=== Your objective ===
Transcribe the material in full, exactly as written.

(Stored dataset items)
---+---

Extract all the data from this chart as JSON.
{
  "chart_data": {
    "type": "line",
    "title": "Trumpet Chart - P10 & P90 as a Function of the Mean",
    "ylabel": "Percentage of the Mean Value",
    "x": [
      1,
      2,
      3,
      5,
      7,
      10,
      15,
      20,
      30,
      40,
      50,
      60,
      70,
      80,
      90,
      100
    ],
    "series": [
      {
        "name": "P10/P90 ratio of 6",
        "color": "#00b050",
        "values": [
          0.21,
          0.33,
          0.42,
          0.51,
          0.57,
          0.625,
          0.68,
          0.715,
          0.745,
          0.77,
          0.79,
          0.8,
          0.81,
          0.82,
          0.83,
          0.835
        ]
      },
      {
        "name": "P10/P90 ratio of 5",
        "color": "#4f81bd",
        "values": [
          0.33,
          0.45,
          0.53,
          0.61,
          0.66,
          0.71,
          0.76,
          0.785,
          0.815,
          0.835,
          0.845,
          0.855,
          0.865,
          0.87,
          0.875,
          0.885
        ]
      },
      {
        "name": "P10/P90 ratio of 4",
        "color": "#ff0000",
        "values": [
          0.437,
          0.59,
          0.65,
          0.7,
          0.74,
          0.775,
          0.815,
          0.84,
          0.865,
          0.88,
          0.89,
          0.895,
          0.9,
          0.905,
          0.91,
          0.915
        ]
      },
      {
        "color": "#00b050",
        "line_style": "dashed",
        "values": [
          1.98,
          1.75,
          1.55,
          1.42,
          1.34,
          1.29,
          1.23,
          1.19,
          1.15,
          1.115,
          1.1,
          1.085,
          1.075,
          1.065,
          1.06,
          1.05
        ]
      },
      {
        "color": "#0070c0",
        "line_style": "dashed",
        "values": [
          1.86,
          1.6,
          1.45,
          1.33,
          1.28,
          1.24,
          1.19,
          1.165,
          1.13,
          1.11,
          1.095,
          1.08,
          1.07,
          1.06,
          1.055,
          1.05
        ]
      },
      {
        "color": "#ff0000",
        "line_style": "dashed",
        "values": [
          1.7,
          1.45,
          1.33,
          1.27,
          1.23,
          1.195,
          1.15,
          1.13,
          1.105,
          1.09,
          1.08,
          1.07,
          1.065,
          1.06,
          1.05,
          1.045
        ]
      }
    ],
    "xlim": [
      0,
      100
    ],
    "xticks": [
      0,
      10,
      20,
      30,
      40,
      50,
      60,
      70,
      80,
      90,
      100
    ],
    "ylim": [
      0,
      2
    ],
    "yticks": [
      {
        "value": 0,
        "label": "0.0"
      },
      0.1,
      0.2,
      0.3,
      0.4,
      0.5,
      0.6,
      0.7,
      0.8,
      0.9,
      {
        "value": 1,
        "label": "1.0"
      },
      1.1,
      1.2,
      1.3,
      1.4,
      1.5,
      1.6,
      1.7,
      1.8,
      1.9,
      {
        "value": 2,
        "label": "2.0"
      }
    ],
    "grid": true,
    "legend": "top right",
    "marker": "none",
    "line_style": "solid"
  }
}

---+---

=== Full solution ===
Extract all the data from this chart as JSON.
{
  "chart_data": {
    "type": "line",
    "title": "Trumpet Chart - P10 & P90 as a Function of the Mean",
    "ylabel": "Percentage of the Mean Value",
    "x": [
      1,
      2,
      3,
      5,
      7,
      10,
      15,
      20,
      30,
      40,
      50,
      60,
      70,
      80,
      90,
      100
    ],
    "series": [
      {
        "name": "P10/P90 ratio of 6",
        "color": "#00b050",
        "values": [
          0.21,
          0.33,
          0.42,
          0.51,
          0.57,
          0.625,
          0.68,
          0.715,
          0.745,
          0.77,
          0.79,
          0.8,
          0.81,
          0.82,
          0.83,
          0.835
        ]
      },
      {
        "name": "P10/P90 ratio of 5",
        "color": "#4f81bd",
        "values": [
          0.33,
          0.45,
          0.53,
          0.61,
          0.66,
          0.71,
          0.76,
          0.785,
          0.815,
          0.835,
          0.845,
          0.855,
          0.865,
          0.87,
          0.875,
          0.885
        ]
      },
      {
        "name": "P10/P90 ratio of 4",
        "color": "#ff0000",
        "values": [
          0.437,
          0.59,
          0.65,
          0.7,
          0.74,
          0.775,
          0.815,
          0.84,
          0.865,
          0.88,
          0.89,
          0.895,
          0.9,
          0.905,
          0.91,
          0.915
        ]
      },
      {
        "color": "#00b050",
        "line_style": "dashed",
        "values": [
          1.98,
          1.75,
          1.55,
          1.42,
          1.34,
          1.29,
          1.23,
          1.19,
          1.15,
          1.115,
          1.1,
          1.085,
          1.075,
          1.065,
          1.06,
          1.05
        ]
      },
      {
        "color": "#0070c0",
        "line_style": "dashed",
        "values": [
          1.86,
          1.6,
          1.45,
          1.33,
          1.28,
          1.24,
          1.19,
          1.165,
          1.13,
          1.11,
          1.095,
          1.08,
          1.07,
          1.06,
          1.055,
          1.05
        ]
      },
      {
        "color": "#ff0000",
        "line_style": "dashed",
        "values": [
          1.7,
          1.45,
          1.33,
          1.27,
          1.23,
          1.195,
          1.15,
          1.13,
          1.105,
          1.09,
          1.08,
          1.07,
          1.065,
          1.06,
          1.05,
          1.045
        ]
      }
    ],
    "xlim": [
      0,
      100
    ],
    "xticks": [
      0,
      10,
      20,
      30,
      40,
      50,
      60,
      70,
      80,
      90,
      100
    ],
    "ylim": [
      0,
      2
    ],
    "yticks": [
      {
        "value": 0,
        "label": "0.0"
      },
      0.1,
      0.2,
      0.3,
      0.4,
      0.5,
      0.6,
      0.7,
      0.8,
      0.9,
      {
        "value": 1,
        "label": "1.0"
      },
      1.1,
      1.2,
      1.3,
      1.4,
      1.5,
      1.6,
      1.7,
      1.8,
      1.9,
      {
        "value": 2,
        "label": "2.0"
      }
    ],
    "grid": true,
    "legend": "top right",
    "marker": "none",
    "line_style": "solid"
  }
}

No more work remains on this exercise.